Dataset entries on figures
--- start ---
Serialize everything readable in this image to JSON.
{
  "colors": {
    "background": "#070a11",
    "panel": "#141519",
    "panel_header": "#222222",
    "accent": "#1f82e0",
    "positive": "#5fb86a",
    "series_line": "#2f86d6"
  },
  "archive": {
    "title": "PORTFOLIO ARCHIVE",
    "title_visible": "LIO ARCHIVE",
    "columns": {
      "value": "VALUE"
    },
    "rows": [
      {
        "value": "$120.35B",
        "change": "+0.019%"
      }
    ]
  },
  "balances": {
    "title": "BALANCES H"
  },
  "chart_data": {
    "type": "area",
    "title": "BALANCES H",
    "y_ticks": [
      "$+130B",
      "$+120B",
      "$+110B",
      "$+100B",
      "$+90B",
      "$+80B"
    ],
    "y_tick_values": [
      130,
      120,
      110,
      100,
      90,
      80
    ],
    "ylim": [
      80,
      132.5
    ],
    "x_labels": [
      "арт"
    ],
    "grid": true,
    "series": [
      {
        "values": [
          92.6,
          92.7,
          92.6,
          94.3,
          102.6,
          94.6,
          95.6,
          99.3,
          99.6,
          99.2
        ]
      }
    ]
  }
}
--- end ---
▸ **The task**
Repeat the records exactly, including every line.

▸ **Answer for this exercise**
Serialize everything readable in this image to JSON.
{
  "colors": {
    "background": "#070a11",
    "panel": "#141519",
    "panel_header": "#222222",
    "accent": "#1f82e0",
    "positive": "#5fb86a",
    "series_line": "#2f86d6"
  },
  "archive": {
    "title": "PORTFOLIO ARCHIVE",
    "title_visible": "LIO ARCHIVE",
    "columns": {
      "value": "VALUE"
    },
    "rows": [
      {
        "value": "$120.35B",
        "change": "+0.019%"
      }
    ]
  },
  "balances": {
    "title": "BALANCES H"
  },
  "chart_data": {
    "type": "area",
    "title": "BALANCES H",
    "y_ticks": [
      "$+130B",
      "$+120B",
      "$+110B",
      "$+100B",
      "$+90B",
      "$+80B"
    ],
    "y_tick_values": [
      130,
      120,
      110,
      100,
      90,
      80
    ],
    "ylim": [
      80,
      132.5
    ],
    "x_labels": [
      "арт"
    ],
    "grid": true,
    "series": [
      {
        "values": [
          92.6,
          92.7,
          92.6,
          94.3,
          102.6,
          94.6,
          95.6,
          99.3,
          99.6,
          99.2
        ]
      }
    ]
  }
}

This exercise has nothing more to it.